◆ Excerpted records:
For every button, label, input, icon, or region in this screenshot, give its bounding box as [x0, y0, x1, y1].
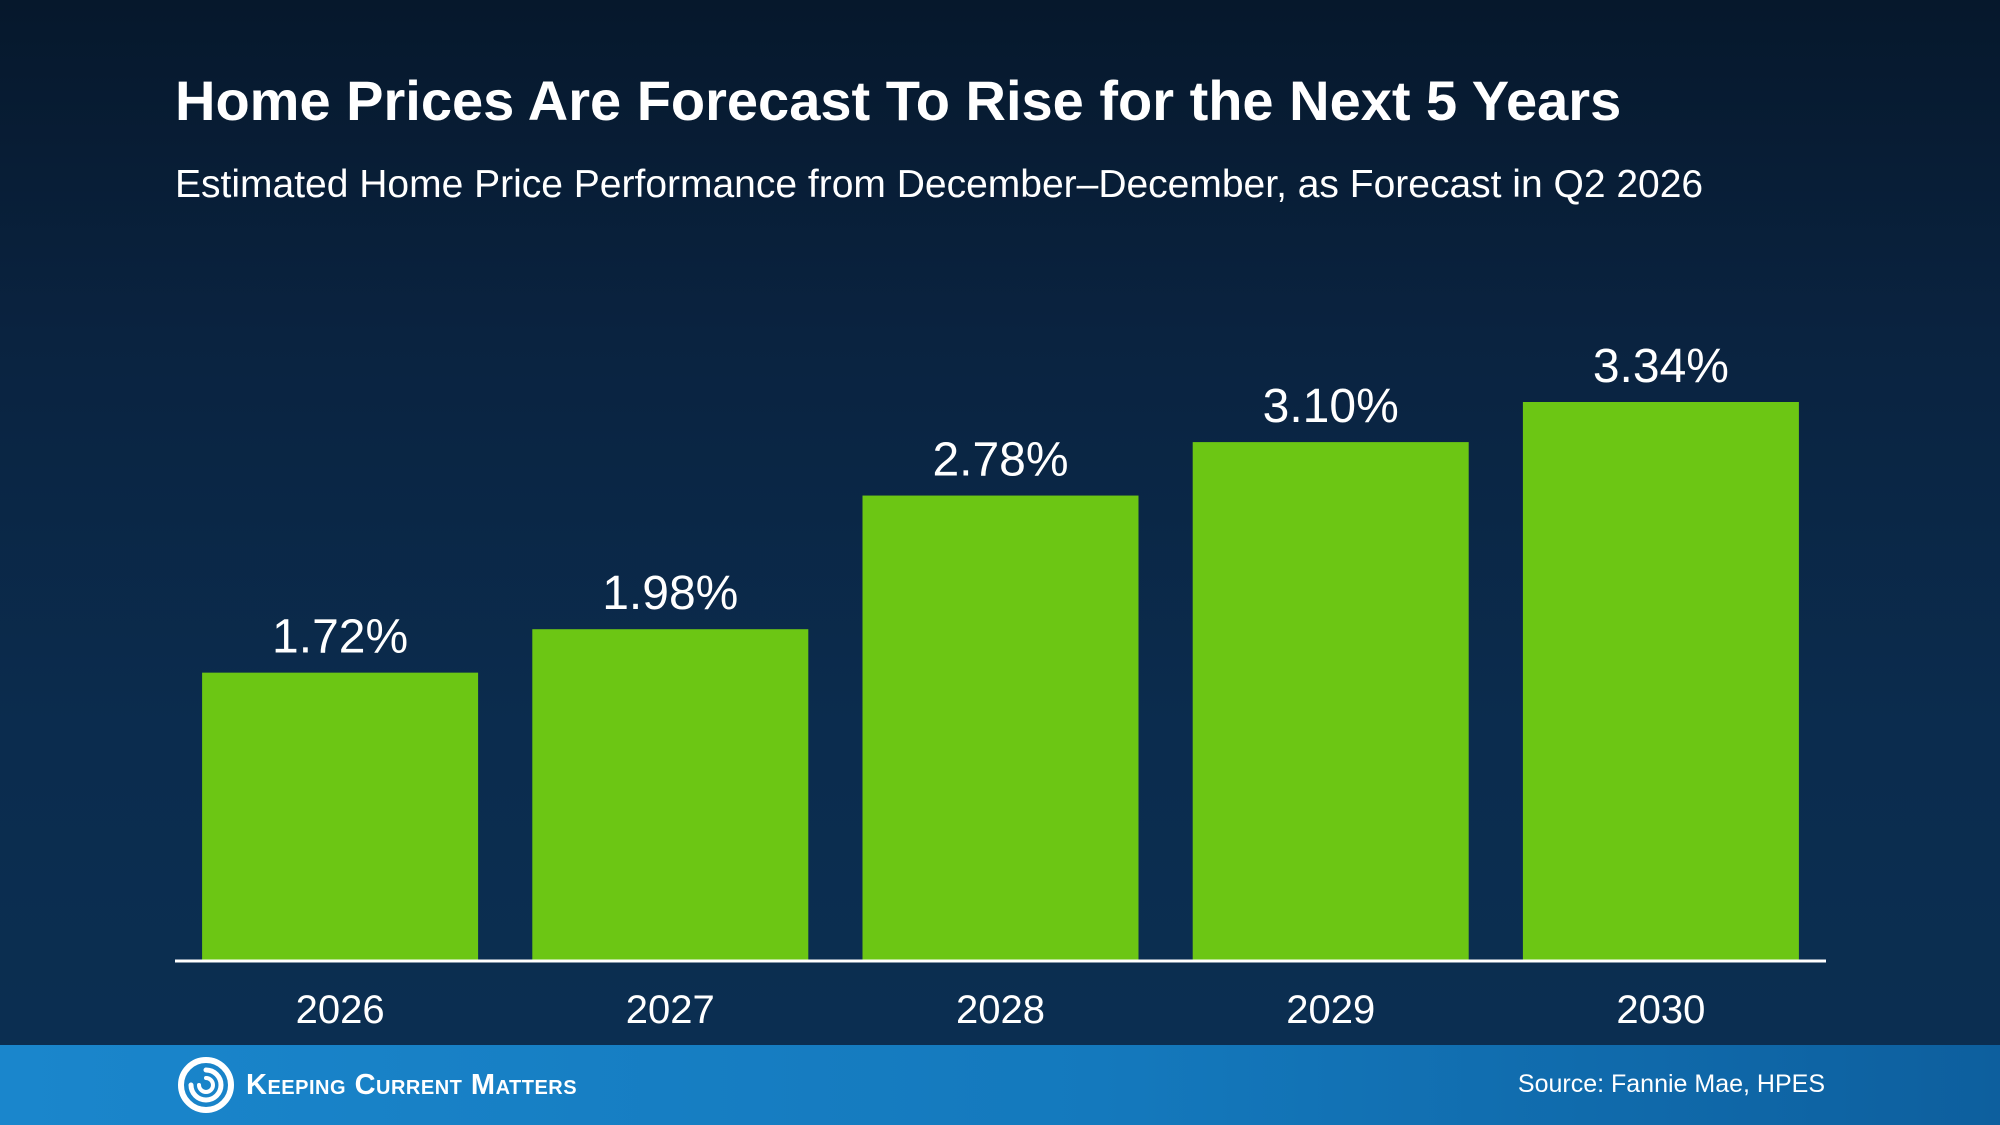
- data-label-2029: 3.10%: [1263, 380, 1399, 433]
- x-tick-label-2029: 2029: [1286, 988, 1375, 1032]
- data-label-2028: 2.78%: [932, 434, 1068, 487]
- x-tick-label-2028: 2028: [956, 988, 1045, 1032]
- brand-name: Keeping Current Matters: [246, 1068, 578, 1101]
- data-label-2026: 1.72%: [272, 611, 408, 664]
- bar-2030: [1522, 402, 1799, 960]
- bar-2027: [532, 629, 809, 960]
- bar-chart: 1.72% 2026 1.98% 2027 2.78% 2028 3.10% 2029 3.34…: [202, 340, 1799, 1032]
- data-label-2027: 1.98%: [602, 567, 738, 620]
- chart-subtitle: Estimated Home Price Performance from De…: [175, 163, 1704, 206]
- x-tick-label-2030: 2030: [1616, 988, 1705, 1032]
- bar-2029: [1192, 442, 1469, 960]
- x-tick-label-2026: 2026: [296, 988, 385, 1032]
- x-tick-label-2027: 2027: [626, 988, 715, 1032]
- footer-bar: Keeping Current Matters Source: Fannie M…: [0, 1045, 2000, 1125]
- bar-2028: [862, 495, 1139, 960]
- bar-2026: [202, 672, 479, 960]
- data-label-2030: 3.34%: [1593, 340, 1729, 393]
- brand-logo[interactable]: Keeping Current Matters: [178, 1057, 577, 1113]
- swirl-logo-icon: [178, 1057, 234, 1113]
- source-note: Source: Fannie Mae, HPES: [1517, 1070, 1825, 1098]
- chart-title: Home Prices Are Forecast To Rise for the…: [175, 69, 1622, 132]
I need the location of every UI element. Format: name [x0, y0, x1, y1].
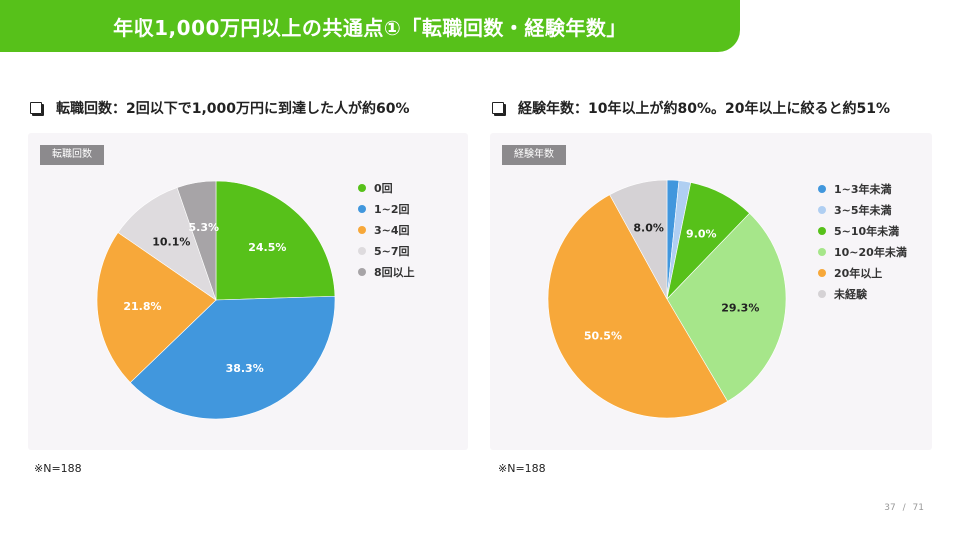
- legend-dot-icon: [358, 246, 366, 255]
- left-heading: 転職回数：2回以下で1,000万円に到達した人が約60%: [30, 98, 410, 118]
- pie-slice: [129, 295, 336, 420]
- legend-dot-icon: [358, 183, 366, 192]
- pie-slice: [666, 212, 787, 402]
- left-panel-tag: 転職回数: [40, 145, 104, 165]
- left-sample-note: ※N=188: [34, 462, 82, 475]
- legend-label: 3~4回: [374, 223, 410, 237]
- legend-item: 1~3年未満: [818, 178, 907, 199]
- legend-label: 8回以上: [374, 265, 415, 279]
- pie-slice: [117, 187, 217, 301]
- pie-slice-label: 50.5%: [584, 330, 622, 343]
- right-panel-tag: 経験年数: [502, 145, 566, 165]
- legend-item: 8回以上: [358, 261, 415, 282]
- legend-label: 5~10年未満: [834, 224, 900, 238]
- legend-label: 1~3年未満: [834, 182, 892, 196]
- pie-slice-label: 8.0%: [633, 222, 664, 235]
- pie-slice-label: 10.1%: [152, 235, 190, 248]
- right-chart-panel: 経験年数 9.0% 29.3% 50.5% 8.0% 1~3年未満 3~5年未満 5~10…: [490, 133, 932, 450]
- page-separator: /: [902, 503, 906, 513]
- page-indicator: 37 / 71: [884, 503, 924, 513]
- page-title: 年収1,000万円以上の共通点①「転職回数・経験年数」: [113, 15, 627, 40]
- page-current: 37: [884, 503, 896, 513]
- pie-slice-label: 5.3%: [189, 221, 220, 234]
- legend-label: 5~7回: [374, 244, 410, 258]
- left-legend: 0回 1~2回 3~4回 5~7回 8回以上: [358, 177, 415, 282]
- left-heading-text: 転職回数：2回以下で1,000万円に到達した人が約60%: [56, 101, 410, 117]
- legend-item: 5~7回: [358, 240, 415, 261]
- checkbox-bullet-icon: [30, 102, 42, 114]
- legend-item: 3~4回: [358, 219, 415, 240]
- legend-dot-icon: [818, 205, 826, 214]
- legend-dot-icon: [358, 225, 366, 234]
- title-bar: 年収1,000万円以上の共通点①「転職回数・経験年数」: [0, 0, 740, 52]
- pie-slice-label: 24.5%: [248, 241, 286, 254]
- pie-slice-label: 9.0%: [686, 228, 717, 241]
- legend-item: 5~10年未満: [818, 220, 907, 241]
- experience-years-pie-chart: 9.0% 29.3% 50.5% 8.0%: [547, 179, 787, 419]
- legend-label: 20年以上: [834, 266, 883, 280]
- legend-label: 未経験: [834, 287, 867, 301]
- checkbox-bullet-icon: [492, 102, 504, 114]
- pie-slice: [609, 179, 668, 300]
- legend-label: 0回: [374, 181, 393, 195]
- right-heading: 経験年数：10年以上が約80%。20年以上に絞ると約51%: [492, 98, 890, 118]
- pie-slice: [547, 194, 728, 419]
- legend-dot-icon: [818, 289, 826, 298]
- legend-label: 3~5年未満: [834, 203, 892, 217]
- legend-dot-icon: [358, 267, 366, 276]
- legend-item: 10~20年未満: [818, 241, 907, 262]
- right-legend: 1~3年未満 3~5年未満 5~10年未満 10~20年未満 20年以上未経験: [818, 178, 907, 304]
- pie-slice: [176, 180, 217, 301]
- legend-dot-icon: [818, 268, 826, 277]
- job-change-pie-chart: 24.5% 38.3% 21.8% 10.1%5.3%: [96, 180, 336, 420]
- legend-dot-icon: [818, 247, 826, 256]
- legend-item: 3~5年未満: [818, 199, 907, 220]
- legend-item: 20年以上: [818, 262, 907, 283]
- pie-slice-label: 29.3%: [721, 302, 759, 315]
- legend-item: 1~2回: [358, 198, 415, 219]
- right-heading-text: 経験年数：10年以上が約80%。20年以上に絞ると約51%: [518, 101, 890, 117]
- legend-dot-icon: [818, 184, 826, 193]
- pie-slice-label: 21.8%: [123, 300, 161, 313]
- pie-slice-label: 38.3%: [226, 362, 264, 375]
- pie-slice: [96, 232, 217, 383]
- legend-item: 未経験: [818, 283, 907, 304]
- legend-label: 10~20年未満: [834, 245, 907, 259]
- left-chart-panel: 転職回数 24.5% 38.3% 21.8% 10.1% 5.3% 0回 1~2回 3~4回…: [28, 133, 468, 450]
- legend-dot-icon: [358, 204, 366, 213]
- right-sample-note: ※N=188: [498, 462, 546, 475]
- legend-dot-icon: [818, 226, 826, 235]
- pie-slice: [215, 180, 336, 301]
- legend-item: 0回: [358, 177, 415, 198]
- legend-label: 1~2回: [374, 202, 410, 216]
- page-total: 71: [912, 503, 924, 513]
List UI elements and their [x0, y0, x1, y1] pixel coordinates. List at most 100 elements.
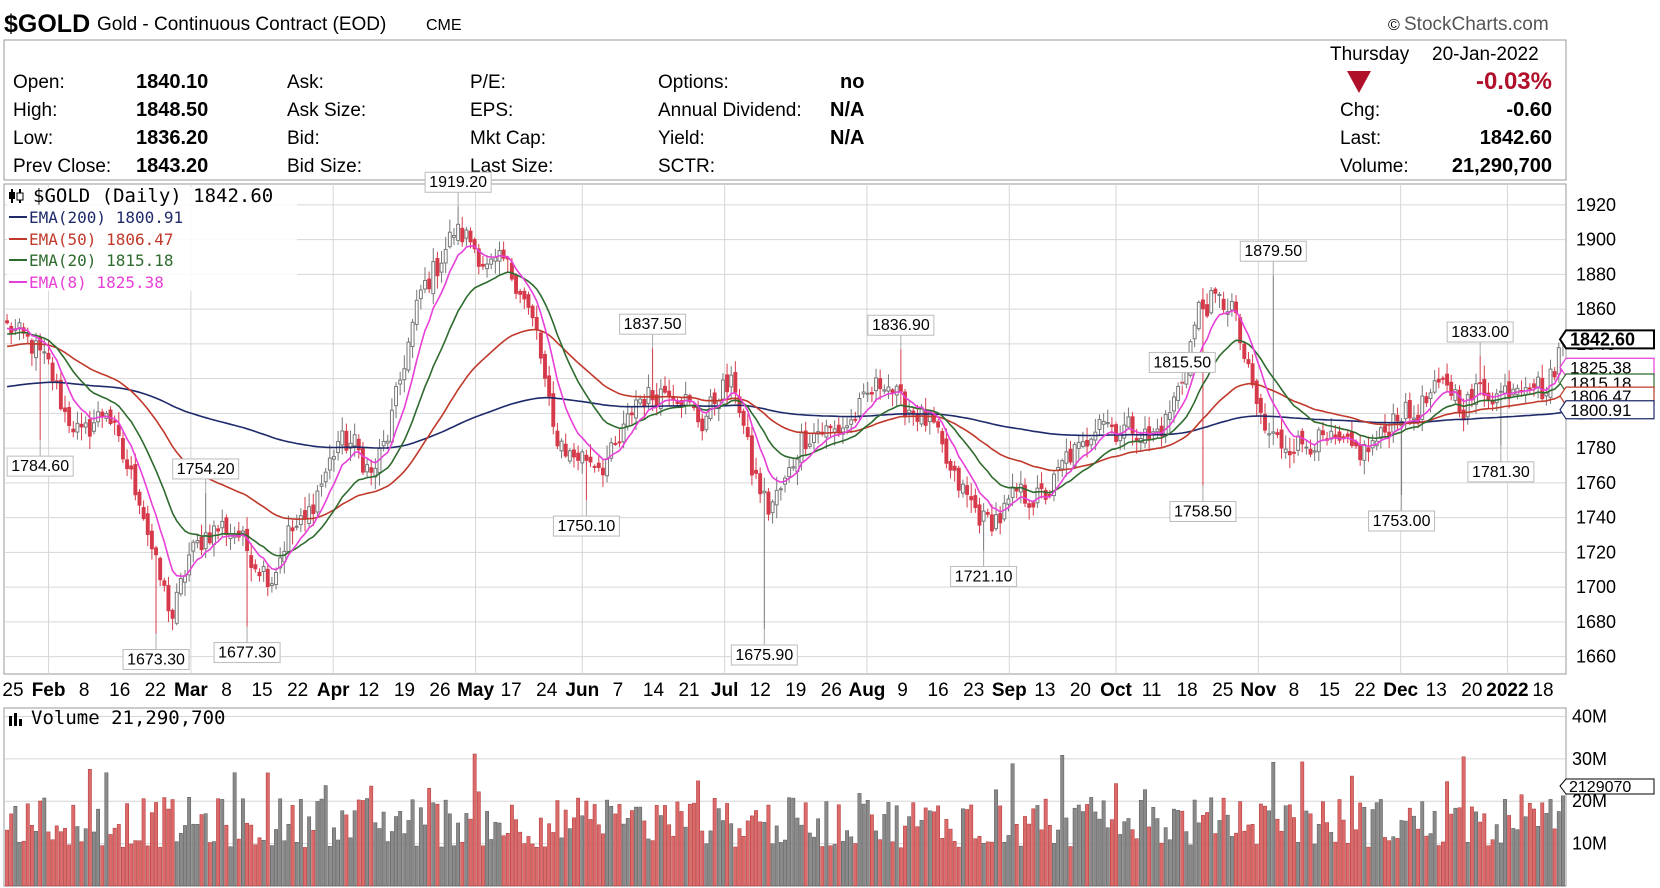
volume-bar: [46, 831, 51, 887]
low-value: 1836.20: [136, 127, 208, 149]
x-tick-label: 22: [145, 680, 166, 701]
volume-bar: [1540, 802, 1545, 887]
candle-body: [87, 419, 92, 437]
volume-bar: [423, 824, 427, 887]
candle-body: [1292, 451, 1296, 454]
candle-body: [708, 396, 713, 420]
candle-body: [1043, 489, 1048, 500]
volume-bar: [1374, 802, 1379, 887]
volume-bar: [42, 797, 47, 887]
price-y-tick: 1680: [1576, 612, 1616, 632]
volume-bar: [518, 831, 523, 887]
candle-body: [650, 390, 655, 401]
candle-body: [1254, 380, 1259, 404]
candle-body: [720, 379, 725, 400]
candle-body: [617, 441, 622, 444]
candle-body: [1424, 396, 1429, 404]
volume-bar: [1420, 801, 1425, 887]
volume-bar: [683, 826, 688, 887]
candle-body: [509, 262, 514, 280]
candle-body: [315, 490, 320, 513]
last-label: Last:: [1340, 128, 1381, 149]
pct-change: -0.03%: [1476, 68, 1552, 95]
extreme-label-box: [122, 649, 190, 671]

◆ Aim: Please give every line of the records above as a numbered list, leaving out blank lines and the pictures.

◆ Full answer:
1. For every button, label, input, icon, or region in this screenshot, give its bounding box as [x0, y0, x1, y1].
2. - data-label-2029: 3.10%: [1263, 380, 1399, 433]
3. - x-tick-label-2029: 2029: [1286, 988, 1375, 1032]
4. - data-label-2028: 2.78%: [932, 434, 1068, 487]
5. - x-tick-label-2028: 2028: [956, 988, 1045, 1032]
6. - brand-name: Keeping Current Matters: [246, 1068, 578, 1101]
7. - data-label-2026: 1.72%: [272, 611, 408, 664]
8. - bar-2030: [1522, 402, 1799, 960]
9. - bar-2027: [532, 629, 809, 960]
10. - bar-chart: 1.72% 2026 1.98% 2027 2.78% 2028 3.10% 2029 3.34…: [202, 340, 1799, 1032]
11. - data-label-2027: 1.98%: [602, 567, 738, 620]
12. - chart-subtitle: Estimated Home Price Performance from De…: [175, 163, 1704, 206]
13. - x-tick-label-2030: 2030: [1616, 988, 1705, 1032]
14. - bar-2029: [1192, 442, 1469, 960]
15. - x-tick-label-2026: 2026: [296, 988, 385, 1032]
16. - x-tick-label-2027: 2027: [626, 988, 715, 1032]
17. - footer-bar: Keeping Current Matters Source: Fannie M…: [0, 1045, 2000, 1125]
18. - bar-2028: [862, 495, 1139, 960]
19. - bar-2026: [202, 672, 479, 960]
20. - data-label-2030: 3.34%: [1593, 340, 1729, 393]
21. - brand-logo[interactable]: Keeping Current Matters: [178, 1057, 577, 1113]
22. - swirl-logo-icon: [178, 1057, 234, 1113]
23. - source-note: Source: Fannie Mae, HPES: [1517, 1070, 1825, 1098]
24. - chart-title: Home Prices Are Forecast To Rise for the…: [175, 69, 1622, 132]
25. I need the location of every UI element. Format: name [x0, y0, x1, y1].
26. - legend-dot-icon: [358, 246, 366, 255]
27. - left-heading: 転職回数：2回以下で1,000万円に到達した人が約60%: [30, 98, 410, 118]
28. - pie-slice: [129, 295, 336, 420]
29. - legend-dot-icon: [358, 183, 366, 192]
30. - pie-slice: [666, 212, 787, 402]
31. - left-panel-tag: 転職回数: [40, 145, 104, 165]
32. - left-sample-note: ※N=188: [34, 462, 82, 475]
33. - legend-label: 3~4回: [374, 223, 410, 237]
34. - legend-item: 1~3年未満: [818, 178, 907, 199]
35. - legend-label: 8回以上: [374, 265, 415, 279]
36. - pie-slice: [117, 187, 217, 301]
37. - pie-slice-label: 50.5%: [584, 330, 622, 343]
38. - right-panel-tag: 経験年数: [502, 145, 566, 165]
39. - legend-item: 8回以上: [358, 261, 415, 282]
40. - legend-label: 5~10年未満: [834, 224, 900, 238]
41. - legend-label: 1~3年未満: [834, 182, 892, 196]
42. - pie-slice-label: 8.0%: [633, 222, 664, 235]
43. - pie-slice-label: 10.1%: [152, 235, 190, 248]
44. - right-chart-panel: 経験年数 9.0% 29.3% 50.5% 8.0% 1~3年未満 3~5年未満 5~10…: [490, 133, 932, 450]
45. - page-separator: /: [902, 503, 906, 513]
46. - page-indicator: 37 / 71: [884, 503, 924, 513]
47. - page-title: 年収1,000万円以上の共通点①「転職回数・経験年数」: [113, 15, 627, 40]
48. - page-current: 37: [884, 503, 896, 513]
49. - pie-slice-label: 5.3%: [189, 221, 220, 234]
50. - legend-label: 5~7回: [374, 244, 410, 258]
51. - left-legend: 0回 1~2回 3~4回 5~7回 8回以上: [358, 177, 415, 282]
52. - left-heading-text: 転職回数：2回以下で1,000万円に到達した人が約60%: [56, 101, 410, 117]
53. - legend-item: 5~7回: [358, 240, 415, 261]
54. - checkbox-bullet-icon: [30, 102, 42, 114]
55. - legend-item: 3~4回: [358, 219, 415, 240]
56. - legend-dot-icon: [818, 205, 826, 214]
57. - legend-dot-icon: [358, 225, 366, 234]
58. - title-bar: 年収1,000万円以上の共通点①「転職回数・経験年数」: [0, 0, 740, 52]
59. - pie-slice-label: 24.5%: [248, 241, 286, 254]
60. - pie-slice-label: 9.0%: [686, 228, 717, 241]
61. - legend-item: 5~10年未満: [818, 220, 907, 241]
62. - experience-years-pie-chart: 9.0% 29.3% 50.5% 8.0%: [547, 179, 787, 419]
63. - legend-label: 20年以上: [834, 266, 883, 280]
64. - legend-label: 未経験: [834, 287, 867, 301]
65. - checkbox-bullet-icon: [492, 102, 504, 114]
66. - pie-slice: [609, 179, 668, 300]
67. - legend-label: 0回: [374, 181, 393, 195]
68. - right-heading: 経験年数：10年以上が約80%。20年以上に絞ると約51%: [492, 98, 890, 118]
69. - pie-slice: [547, 194, 728, 419]
70. - legend-dot-icon: [818, 289, 826, 298]
71. - legend-label: 3~5年未満: [834, 203, 892, 217]
72. - legend-dot-icon: [358, 267, 366, 276]
73. - legend-item: 10~20年未満: [818, 241, 907, 262]
74. - right-legend: 1~3年未満 3~5年未満 5~10年未満 10~20年未満 20年以上未経験: [818, 178, 907, 304]
75. - pie-slice: [176, 180, 217, 301]
76. - legend-dot-icon: [818, 268, 826, 277]
77. - job-change-pie-chart: 24.5% 38.3% 21.8% 10.1%5.3%: [96, 180, 336, 420]
78. - legend-dot-icon: [818, 247, 826, 256]
79. - legend-item: 3~5年未満: [818, 199, 907, 220]
80. - legend-item: 20年以上: [818, 262, 907, 283]
81. - pie-slice-label: 29.3%: [721, 302, 759, 315]
82. - legend-item: 1~2回: [358, 198, 415, 219]
83. - right-heading-text: 経験年数：10年以上が約80%。20年以上に絞ると約51%: [518, 101, 890, 117]
84. - legend-dot-icon: [818, 184, 826, 193]
85. - pie-slice-label: 21.8%: [123, 300, 161, 313]
86. - pie-slice-label: 38.3%: [226, 362, 264, 375]
87. - pie-slice: [96, 232, 217, 383]
88. - legend-item: 未経験: [818, 283, 907, 304]
89. - legend-label: 10~20年未満: [834, 245, 907, 259]
90. - left-chart-panel: 転職回数 24.5% 38.3% 21.8% 10.1% 5.3% 0回 1~2回 3~4回…: [28, 133, 468, 450]
91. - legend-dot-icon: [358, 204, 366, 213]
92. - right-sample-note: ※N=188: [498, 462, 546, 475]
93. - legend-dot-icon: [818, 226, 826, 235]
94. - pie-slice: [215, 180, 336, 301]
95. - legend-item: 0回: [358, 177, 415, 198]
96. - legend-label: 1~2回: [374, 202, 410, 216]
97. - page-total: 71: [912, 503, 924, 513]
98. List UI elements and their [x0, y0, x1, y1] pixel coordinates. List at most 100 elements.
99. volume-bar: [46, 831, 51, 887]
100. low-value: 1836.20: [136, 127, 208, 149]
101. x-tick-label: 22: [145, 680, 166, 701]
102. volume-bar: [1540, 802, 1545, 887]
103. candle-body: [87, 419, 92, 437]
104. volume-bar: [423, 824, 427, 887]
105. candle-body: [1292, 451, 1296, 454]
106. candle-body: [708, 396, 713, 420]
107. candle-body: [1043, 489, 1048, 500]
108. volume-bar: [1374, 802, 1379, 887]
109. volume-bar: [42, 797, 47, 887]
110. price-y-tick: 1680: [1576, 612, 1616, 632]
111. volume-bar: [518, 831, 523, 887]
112. candle-body: [650, 390, 655, 401]
113. candle-body: [1254, 380, 1259, 404]
114. candle-body: [720, 379, 725, 400]
115. candle-body: [617, 441, 622, 444]
116. candle-body: [1424, 396, 1429, 404]
117. volume-bar: [1420, 801, 1425, 887]
118. volume-bar: [683, 826, 688, 887]
119. candle-body: [509, 262, 514, 280]
120. candle-body: [315, 490, 320, 513]
121. last-label: Last:: [1340, 128, 1381, 149]
122. pct-change: -0.03%: [1476, 68, 1552, 95]
123. extreme-label-box: [122, 649, 190, 671]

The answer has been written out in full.